[Data entries]
● ● ● ● ●
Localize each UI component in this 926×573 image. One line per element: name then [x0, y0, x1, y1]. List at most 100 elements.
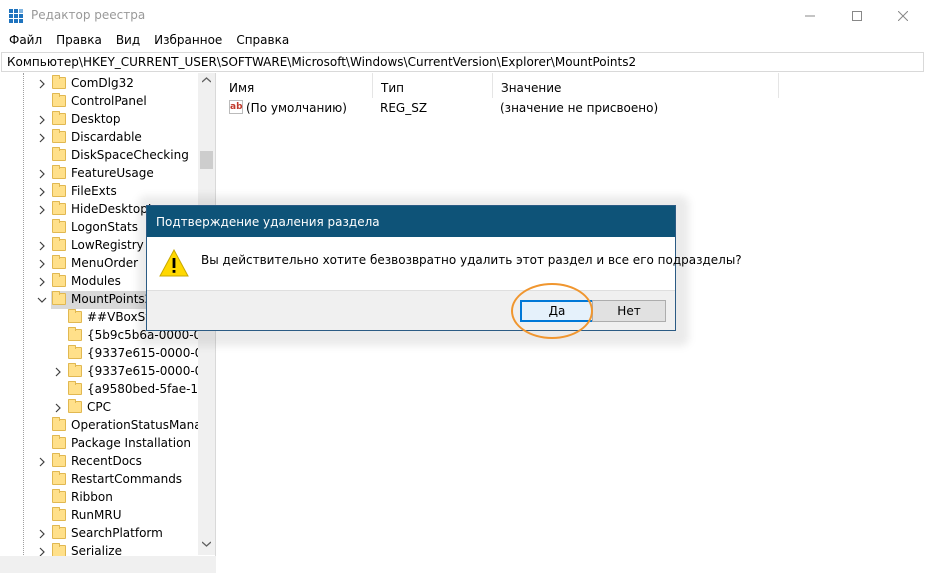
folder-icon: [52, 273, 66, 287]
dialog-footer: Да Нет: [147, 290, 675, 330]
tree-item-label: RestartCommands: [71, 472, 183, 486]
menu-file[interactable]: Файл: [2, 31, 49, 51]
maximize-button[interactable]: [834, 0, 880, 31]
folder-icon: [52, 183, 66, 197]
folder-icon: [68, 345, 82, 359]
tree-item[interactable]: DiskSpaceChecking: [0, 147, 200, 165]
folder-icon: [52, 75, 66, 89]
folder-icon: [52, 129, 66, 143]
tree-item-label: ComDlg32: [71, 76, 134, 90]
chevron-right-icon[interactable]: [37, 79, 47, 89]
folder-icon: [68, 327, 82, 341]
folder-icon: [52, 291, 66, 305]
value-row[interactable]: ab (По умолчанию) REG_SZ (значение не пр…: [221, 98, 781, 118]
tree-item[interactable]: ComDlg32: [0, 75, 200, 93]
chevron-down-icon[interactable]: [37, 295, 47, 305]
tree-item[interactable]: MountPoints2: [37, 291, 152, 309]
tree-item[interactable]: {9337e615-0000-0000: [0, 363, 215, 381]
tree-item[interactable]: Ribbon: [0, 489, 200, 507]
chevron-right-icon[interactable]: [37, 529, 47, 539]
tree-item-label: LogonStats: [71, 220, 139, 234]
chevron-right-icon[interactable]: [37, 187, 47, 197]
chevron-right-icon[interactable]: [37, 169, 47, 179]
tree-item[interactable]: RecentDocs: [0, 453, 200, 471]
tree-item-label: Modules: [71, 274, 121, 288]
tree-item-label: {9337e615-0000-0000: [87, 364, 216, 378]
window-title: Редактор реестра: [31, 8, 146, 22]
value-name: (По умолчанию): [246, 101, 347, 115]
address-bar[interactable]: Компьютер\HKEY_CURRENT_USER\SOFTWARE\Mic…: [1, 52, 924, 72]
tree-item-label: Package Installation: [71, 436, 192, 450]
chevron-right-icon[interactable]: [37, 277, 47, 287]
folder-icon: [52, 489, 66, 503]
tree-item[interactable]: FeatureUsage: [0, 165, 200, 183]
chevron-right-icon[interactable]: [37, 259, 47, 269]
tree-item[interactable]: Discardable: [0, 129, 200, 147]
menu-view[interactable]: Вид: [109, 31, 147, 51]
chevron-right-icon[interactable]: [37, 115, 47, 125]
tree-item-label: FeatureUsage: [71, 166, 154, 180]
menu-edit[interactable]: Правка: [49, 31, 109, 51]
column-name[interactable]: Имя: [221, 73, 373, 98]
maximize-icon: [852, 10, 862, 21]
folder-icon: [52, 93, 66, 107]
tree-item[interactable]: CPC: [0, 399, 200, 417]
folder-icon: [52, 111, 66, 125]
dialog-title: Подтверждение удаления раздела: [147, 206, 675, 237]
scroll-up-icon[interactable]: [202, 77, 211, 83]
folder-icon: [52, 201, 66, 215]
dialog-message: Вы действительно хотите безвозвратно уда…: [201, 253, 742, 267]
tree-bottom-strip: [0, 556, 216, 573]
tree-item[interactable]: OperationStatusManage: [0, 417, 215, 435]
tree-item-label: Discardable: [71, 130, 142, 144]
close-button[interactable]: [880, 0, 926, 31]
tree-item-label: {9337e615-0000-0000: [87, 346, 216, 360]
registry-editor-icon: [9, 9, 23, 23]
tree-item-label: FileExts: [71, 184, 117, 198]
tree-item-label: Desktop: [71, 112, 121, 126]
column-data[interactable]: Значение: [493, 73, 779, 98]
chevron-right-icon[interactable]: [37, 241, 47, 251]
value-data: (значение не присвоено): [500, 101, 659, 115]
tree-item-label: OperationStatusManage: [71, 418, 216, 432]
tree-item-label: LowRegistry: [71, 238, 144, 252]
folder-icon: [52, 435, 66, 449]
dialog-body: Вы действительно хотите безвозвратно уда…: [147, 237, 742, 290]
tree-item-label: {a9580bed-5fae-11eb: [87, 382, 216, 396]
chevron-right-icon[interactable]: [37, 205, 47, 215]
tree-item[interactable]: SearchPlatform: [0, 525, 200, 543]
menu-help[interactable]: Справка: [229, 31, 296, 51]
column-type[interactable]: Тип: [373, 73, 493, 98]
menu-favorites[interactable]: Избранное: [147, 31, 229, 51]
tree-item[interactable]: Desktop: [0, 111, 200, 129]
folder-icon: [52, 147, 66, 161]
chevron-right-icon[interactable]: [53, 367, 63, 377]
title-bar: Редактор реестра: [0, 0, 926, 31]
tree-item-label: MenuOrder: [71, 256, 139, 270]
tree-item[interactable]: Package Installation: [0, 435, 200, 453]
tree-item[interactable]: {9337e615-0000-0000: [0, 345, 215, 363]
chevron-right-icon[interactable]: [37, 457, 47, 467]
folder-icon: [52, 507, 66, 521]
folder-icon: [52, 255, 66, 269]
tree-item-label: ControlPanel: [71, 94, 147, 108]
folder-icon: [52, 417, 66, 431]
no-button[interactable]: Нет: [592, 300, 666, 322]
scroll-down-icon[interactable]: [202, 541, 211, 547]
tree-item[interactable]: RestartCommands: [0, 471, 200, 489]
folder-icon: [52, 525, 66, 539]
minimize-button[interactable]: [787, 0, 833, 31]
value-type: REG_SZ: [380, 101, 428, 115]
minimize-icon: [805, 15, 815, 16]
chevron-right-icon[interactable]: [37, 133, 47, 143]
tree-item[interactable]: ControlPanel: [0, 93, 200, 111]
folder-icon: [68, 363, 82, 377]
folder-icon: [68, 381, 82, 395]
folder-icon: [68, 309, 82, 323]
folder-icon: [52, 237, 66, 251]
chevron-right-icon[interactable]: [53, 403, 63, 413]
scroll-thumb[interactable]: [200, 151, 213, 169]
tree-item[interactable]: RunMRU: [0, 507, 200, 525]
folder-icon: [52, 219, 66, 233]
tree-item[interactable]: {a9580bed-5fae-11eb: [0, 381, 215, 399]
● ● ● ● ●
**GOAL OF THE EXERCISE:** Repeat the listing above line for line, covering every entry, and leave out the pictures.

**FULL OUTPUT:**
Localize each UI component in this 926×573 image. One line per element: name then [x0, y0, x1, y1]. List at most 100 elements.
folder-icon: [52, 273, 66, 287]
dialog-footer: Да Нет: [147, 290, 675, 330]
tree-item-label: RestartCommands: [71, 472, 183, 486]
menu-file[interactable]: Файл: [2, 31, 49, 51]
maximize-button[interactable]: [834, 0, 880, 31]
folder-icon: [52, 183, 66, 197]
folder-icon: [68, 345, 82, 359]
tree-item[interactable]: DiskSpaceChecking: [0, 147, 200, 165]
folder-icon: [52, 75, 66, 89]
folder-icon: [52, 129, 66, 143]
tree-item-label: ComDlg32: [71, 76, 134, 90]
chevron-right-icon[interactable]: [37, 79, 47, 89]
folder-icon: [68, 327, 82, 341]
folder-icon: [52, 291, 66, 305]
value-row[interactable]: ab (По умолчанию) REG_SZ (значение не пр…: [221, 98, 781, 118]
tree-item[interactable]: ComDlg32: [0, 75, 200, 93]
chevron-down-icon[interactable]: [37, 295, 47, 305]
tree-item[interactable]: MountPoints2: [37, 291, 152, 309]
tree-item[interactable]: {9337e615-0000-0000: [0, 363, 215, 381]
tree-item[interactable]: Ribbon: [0, 489, 200, 507]
chevron-right-icon[interactable]: [37, 529, 47, 539]
tree-item-label: LogonStats: [71, 220, 139, 234]
chevron-right-icon[interactable]: [37, 187, 47, 197]
chevron-right-icon[interactable]: [37, 169, 47, 179]
tree-item[interactable]: RecentDocs: [0, 453, 200, 471]
tree-item-label: Modules: [71, 274, 121, 288]
tree-item-label: {9337e615-0000-0000: [87, 364, 216, 378]
window-title: Редактор реестра: [31, 8, 146, 22]
value-name: (По умолчанию): [246, 101, 347, 115]
address-bar[interactable]: Компьютер\HKEY_CURRENT_USER\SOFTWARE\Mic…: [1, 52, 924, 72]
tree-item-label: Package Installation: [71, 436, 192, 450]
chevron-right-icon[interactable]: [37, 277, 47, 287]
folder-icon: [52, 489, 66, 503]
tree-item[interactable]: FeatureUsage: [0, 165, 200, 183]
chevron-right-icon[interactable]: [37, 259, 47, 269]
tree-item[interactable]: Discardable: [0, 129, 200, 147]
menu-view[interactable]: Вид: [109, 31, 147, 51]
chevron-right-icon[interactable]: [37, 115, 47, 125]
tree-item-label: FeatureUsage: [71, 166, 154, 180]
menu-edit[interactable]: Правка: [49, 31, 109, 51]
column-name[interactable]: Имя: [221, 73, 373, 98]
maximize-icon: [852, 10, 862, 21]
folder-icon: [52, 93, 66, 107]
tree-item[interactable]: CPC: [0, 399, 200, 417]
folder-icon: [52, 111, 66, 125]
dialog-title: Подтверждение удаления раздела: [147, 206, 675, 237]
scroll-up-icon[interactable]: [202, 77, 211, 83]
folder-icon: [52, 201, 66, 215]
dialog-message: Вы действительно хотите безвозвратно уда…: [201, 253, 742, 267]
tree-bottom-strip: [0, 556, 216, 573]
tree-item[interactable]: OperationStatusManage: [0, 417, 215, 435]
tree-item-label: Discardable: [71, 130, 142, 144]
close-button[interactable]: [880, 0, 926, 31]
tree-item-label: {9337e615-0000-0000: [87, 346, 216, 360]
registry-editor-icon: [9, 9, 23, 23]
tree-item-label: FileExts: [71, 184, 117, 198]
tree-item-label: Desktop: [71, 112, 121, 126]
column-data[interactable]: Значение: [493, 73, 779, 98]
chevron-right-icon[interactable]: [37, 241, 47, 251]
value-data: (значение не присвоено): [500, 101, 659, 115]
tree-item-label: OperationStatusManage: [71, 418, 216, 432]
tree-item-label: LowRegistry: [71, 238, 144, 252]
folder-icon: [52, 435, 66, 449]
dialog-body: Вы действительно хотите безвозвратно уда…: [147, 237, 742, 290]
tree-item-label: {a9580bed-5fae-11eb: [87, 382, 216, 396]
chevron-right-icon[interactable]: [37, 205, 47, 215]
tree-item[interactable]: SearchPlatform: [0, 525, 200, 543]
menu-help[interactable]: Справка: [229, 31, 296, 51]
column-type[interactable]: Тип: [373, 73, 493, 98]
menu-favorites[interactable]: Избранное: [147, 31, 229, 51]
tree-item[interactable]: Desktop: [0, 111, 200, 129]
folder-icon: [52, 147, 66, 161]
chevron-right-icon[interactable]: [53, 367, 63, 377]
title-bar: Редактор реестра: [0, 0, 926, 31]
tree-item-label: MenuOrder: [71, 256, 139, 270]
tree-item[interactable]: Package Installation: [0, 435, 200, 453]
tree-item[interactable]: {9337e615-0000-0000: [0, 345, 215, 363]
chevron-right-icon[interactable]: [37, 457, 47, 467]
folder-icon: [52, 507, 66, 521]
folder-icon: [52, 255, 66, 269]
tree-item-label: ControlPanel: [71, 94, 147, 108]
folder-icon: [52, 417, 66, 431]
no-button[interactable]: Нет: [592, 300, 666, 322]
scroll-down-icon[interactable]: [202, 541, 211, 547]
tree-item[interactable]: RestartCommands: [0, 471, 200, 489]
folder-icon: [52, 525, 66, 539]
minimize-button[interactable]: [787, 0, 833, 31]
value-type: REG_SZ: [380, 101, 428, 115]
minimize-icon: [805, 15, 815, 16]
chevron-right-icon[interactable]: [37, 133, 47, 143]
tree-item[interactable]: ControlPanel: [0, 93, 200, 111]
folder-icon: [68, 363, 82, 377]
folder-icon: [68, 381, 82, 395]
folder-icon: [68, 309, 82, 323]
folder-icon: [52, 237, 66, 251]
chevron-right-icon[interactable]: [53, 403, 63, 413]
scroll-thumb[interactable]: [200, 151, 213, 169]
tree-item[interactable]: RunMRU: [0, 507, 200, 525]
folder-icon: [52, 219, 66, 233]
tree-item[interactable]: {a9580bed-5fae-11eb: [0, 381, 215, 399]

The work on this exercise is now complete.